Each line of the material must be returned exactly.

Data supplied
####################

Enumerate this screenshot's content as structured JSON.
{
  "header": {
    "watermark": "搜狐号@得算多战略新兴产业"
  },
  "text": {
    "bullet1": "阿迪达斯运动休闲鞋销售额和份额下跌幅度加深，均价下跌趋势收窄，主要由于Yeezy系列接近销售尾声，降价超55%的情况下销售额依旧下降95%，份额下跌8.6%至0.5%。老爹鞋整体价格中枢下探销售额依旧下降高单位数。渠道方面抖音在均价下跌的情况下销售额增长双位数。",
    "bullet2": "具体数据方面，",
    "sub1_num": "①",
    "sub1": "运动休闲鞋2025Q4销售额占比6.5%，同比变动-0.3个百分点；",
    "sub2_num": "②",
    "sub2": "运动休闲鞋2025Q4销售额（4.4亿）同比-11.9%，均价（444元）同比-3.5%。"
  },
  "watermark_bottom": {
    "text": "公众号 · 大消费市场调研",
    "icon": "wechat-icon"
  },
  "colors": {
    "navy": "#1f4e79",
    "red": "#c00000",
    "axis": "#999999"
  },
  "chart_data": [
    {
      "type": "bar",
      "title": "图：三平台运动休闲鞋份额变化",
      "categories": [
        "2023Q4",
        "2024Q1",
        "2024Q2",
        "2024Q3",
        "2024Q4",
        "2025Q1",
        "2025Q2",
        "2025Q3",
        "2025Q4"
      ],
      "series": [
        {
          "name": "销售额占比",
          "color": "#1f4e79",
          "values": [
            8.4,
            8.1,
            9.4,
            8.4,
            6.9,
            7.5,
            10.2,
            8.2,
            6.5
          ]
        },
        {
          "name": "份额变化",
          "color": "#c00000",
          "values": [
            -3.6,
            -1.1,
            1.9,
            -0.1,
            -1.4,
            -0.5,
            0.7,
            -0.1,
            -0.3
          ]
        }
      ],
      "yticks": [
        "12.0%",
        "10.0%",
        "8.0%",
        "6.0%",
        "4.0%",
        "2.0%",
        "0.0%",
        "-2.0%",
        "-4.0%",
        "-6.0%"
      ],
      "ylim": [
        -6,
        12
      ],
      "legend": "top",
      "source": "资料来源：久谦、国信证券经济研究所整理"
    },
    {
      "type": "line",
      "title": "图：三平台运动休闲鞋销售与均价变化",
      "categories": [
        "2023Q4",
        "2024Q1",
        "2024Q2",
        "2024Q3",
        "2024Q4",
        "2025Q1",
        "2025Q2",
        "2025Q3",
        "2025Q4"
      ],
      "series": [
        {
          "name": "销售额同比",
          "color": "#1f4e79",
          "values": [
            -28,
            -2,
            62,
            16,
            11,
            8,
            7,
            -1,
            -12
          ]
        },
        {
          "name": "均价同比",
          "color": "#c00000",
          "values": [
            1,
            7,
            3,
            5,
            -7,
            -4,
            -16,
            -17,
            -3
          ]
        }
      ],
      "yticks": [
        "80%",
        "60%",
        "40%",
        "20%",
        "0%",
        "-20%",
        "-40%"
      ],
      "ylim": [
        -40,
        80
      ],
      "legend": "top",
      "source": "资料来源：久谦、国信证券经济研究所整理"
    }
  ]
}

####################

Correct output
Enumerate this screenshot's content as structured JSON.
{
  "header": {
    "watermark": "搜狐号@得算多战略新兴产业"
  },
  "text": {
    "bullet1": "阿迪达斯运动休闲鞋销售额和份额下跌幅度加深，均价下跌趋势收窄，主要由于Yeezy系列接近销售尾声，降价超55%的情况下销售额依旧下降95%，份额下跌8.6%至0.5%。老爹鞋整体价格中枢下探销售额依旧下降高单位数。渠道方面抖音在均价下跌的情况下销售额增长双位数。",
    "bullet2": "具体数据方面，",
    "sub1_num": "①",
    "sub1": "运动休闲鞋2025Q4销售额占比6.5%，同比变动-0.3个百分点；",
    "sub2_num": "②",
    "sub2": "运动休闲鞋2025Q4销售额（4.4亿）同比-11.9%，均价（444元）同比-3.5%。"
  },
  "watermark_bottom": {
    "text": "公众号 · 大消费市场调研",
    "icon": "wechat-icon"
  },
  "colors": {
    "navy": "#1f4e79",
    "red": "#c00000",
    "axis": "#999999"
  },
  "chart_data": [
    {
      "type": "bar",
      "title": "图：三平台运动休闲鞋份额变化",
      "categories": [
        "2023Q4",
        "2024Q1",
        "2024Q2",
        "2024Q3",
        "2024Q4",
        "2025Q1",
        "2025Q2",
        "2025Q3",
        "2025Q4"
      ],
      "series": [
        {
          "name": "销售额占比",
          "color": "#1f4e79",
          "values": [
            8.4,
            8.1,
            9.4,
            8.4,
            6.9,
            7.5,
            10.2,
            8.2,
            6.5
          ]
        },
        {
          "name": "份额变化",
          "color": "#c00000",
          "values": [
            -3.6,
            -1.1,
            1.9,
            -0.1,
            -1.4,
            -0.5,
            0.7,
            -0.1,
            -0.3
          ]
        }
      ],
      "yticks": [
        "12.0%",
        "10.0%",
        "8.0%",
        "6.0%",
        "4.0%",
        "2.0%",
        "0.0%",
        "-2.0%",
        "-4.0%",
        "-6.0%"
      ],
      "ylim": [
        -6,
        12
      ],
      "legend": "top",
      "source": "资料来源：久谦、国信证券经济研究所整理"
    },
    {
      "type": "line",
      "title": "图：三平台运动休闲鞋销售与均价变化",
      "categories": [
        "2023Q4",
        "2024Q1",
        "2024Q2",
        "2024Q3",
        "2024Q4",
        "2025Q1",
        "2025Q2",
        "2025Q3",
        "2025Q4"
      ],
      "series": [
        {
          "name": "销售额同比",
          "color": "#1f4e79",
          "values": [
            -28,
            -2,
            62,
            16,
            11,
            8,
            7,
            -1,
            -12
          ]
        },
        {
          "name": "均价同比",
          "color": "#c00000",
          "values": [
            1,
            7,
            3,
            5,
            -7,
            -4,
            -16,
            -17,
            -3
          ]
        }
      ],
      "yticks": [
        "80%",
        "60%",
        "40%",
        "20%",
        "0%",
        "-20%",
        "-40%"
      ],
      "ylim": [
        -40,
        80
      ],
      "legend": "top",
      "source": "资料来源：久谦、国信证券经济研究所整理"
    }
  ]
}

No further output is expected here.